Given exercise. Find and copy every line in the records that includes the string "Transcript".

start

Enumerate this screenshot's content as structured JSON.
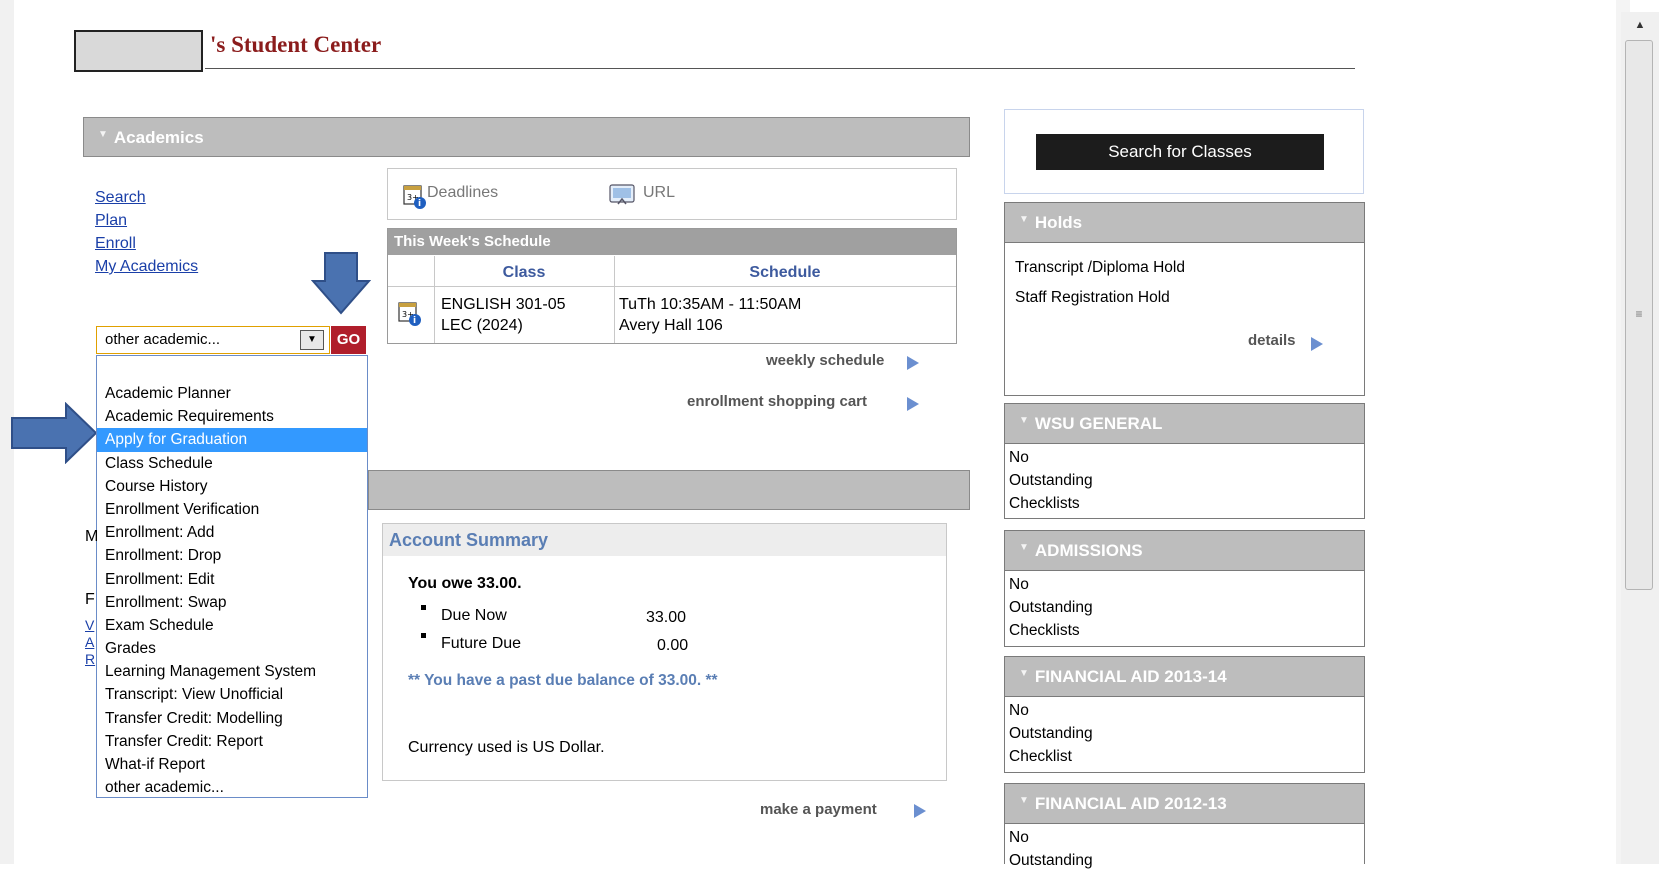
{
  "page": {
    "title": "'s Student Center"
  },
  "academics": {
    "header": "Academics",
    "links": [
      "Search",
      "Plan",
      "Enroll",
      "My Academics"
    ],
    "select_value": "other academic...",
    "go_label": "GO",
    "options": [
      "Academic Planner",
      "Academic Requirements",
      "Apply for Graduation",
      "Class Schedule",
      "Course History",
      "Enrollment Verification",
      "Enrollment: Add",
      "Enrollment: Drop",
      "Enrollment: Edit",
      "Enrollment: Swap",
      "Exam Schedule",
      "Grades",
      "Learning Management System",
      "Transcript: View Unofficial",
      "Transfer Credit: Modelling",
      "Transfer Credit: Report",
      "What-if Report",
      "other academic..."
    ],
    "highlighted_option_index": 2,
    "deadlines_label": "Deadlines",
    "url_label": "URL",
    "schedule": {
      "header": "This Week's Schedule",
      "col_class": "Class",
      "col_schedule": "Schedule",
      "row_class_line1": "ENGLISH 301-05",
      "row_class_line2": "LEC (2024)",
      "row_sched_line1": "TuTh 10:35AM - 11:50AM",
      "row_sched_line2": "Avery Hall 106"
    },
    "weekly_schedule_link": "weekly schedule",
    "shopping_cart_link": "enrollment shopping cart"
  },
  "finances": {
    "hidden_letters": [
      "M",
      "F",
      "V",
      "A",
      "R"
    ],
    "account_summary": {
      "header": "Account Summary",
      "owe": "You owe 33.00.",
      "due_now_label": "Due Now",
      "due_now_value": "33.00",
      "future_due_label": "Future Due",
      "future_due_value": "0.00",
      "past_due": "** You have a past due balance of 33.00. **",
      "currency": "Currency used is US Dollar."
    },
    "make_payment_link": "make a payment"
  },
  "sidebar": {
    "search_button": "Search for Classes",
    "holds": {
      "header": "Holds",
      "items": [
        "Transcript /Diploma Hold",
        "Staff Registration Hold"
      ],
      "details": "details"
    },
    "wsu_general": {
      "header": "WSU GENERAL",
      "lines": [
        "No",
        "Outstanding",
        "Checklists"
      ]
    },
    "admissions": {
      "header": "ADMISSIONS",
      "lines": [
        "No",
        "Outstanding",
        "Checklists"
      ]
    },
    "fa_2013": {
      "header": "FINANCIAL AID 2013-14",
      "lines": [
        "No",
        "Outstanding",
        "Checklist"
      ]
    },
    "fa_2012": {
      "header": "FINANCIAL AID 2012-13",
      "lines": [
        "No",
        "Outstanding"
      ]
    }
  },
  "icons": {
    "collapse": "triangle-down-icon",
    "deadlines": "calendar-info-icon",
    "url": "url-link-icon",
    "more": "play-arrow-icon",
    "annotation": "blue-arrow-icon"
  },
  "colors": {
    "title": "#8b1c1c",
    "header_bg": "#bdbdbd",
    "link": "#1a3fa8",
    "highlight": "#3399ff",
    "go_button": "#b01e2b",
    "annotation_arrow": "#4a72b0"
  }
}
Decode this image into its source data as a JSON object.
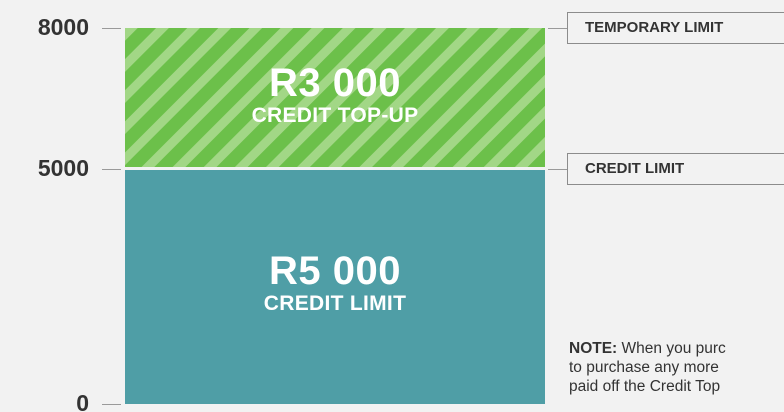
{
  "chart_data": {
    "type": "bar",
    "ylim": [
      0,
      8000
    ],
    "yticks": [
      8000,
      5000,
      0
    ],
    "tick_labels": [
      "8000",
      "5000",
      "0"
    ],
    "series": [
      {
        "values": [
          5000
        ],
        "amount_label": "R5 000",
        "caption": "CREDIT LIMIT",
        "color": "#4f9ea6",
        "pattern": "solid"
      },
      {
        "values": [
          3000
        ],
        "amount_label": "R3 000",
        "caption": "CREDIT TOP-UP",
        "color": "#6cc04a",
        "stripe_color": "#a2d786",
        "pattern": "diagonal-stripes"
      }
    ],
    "annotations": [
      {
        "label": "TEMPORARY LIMIT",
        "at": 8000
      },
      {
        "label": "CREDIT LIMIT",
        "at": 5000
      }
    ]
  },
  "note": {
    "prefix": "NOTE:",
    "lines": [
      " When you purc",
      "to purchase any more",
      "paid off the Credit Top"
    ]
  }
}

end

Written answer.
      "Transcript: View Unofficial",
        "Transcript /Diploma Hold",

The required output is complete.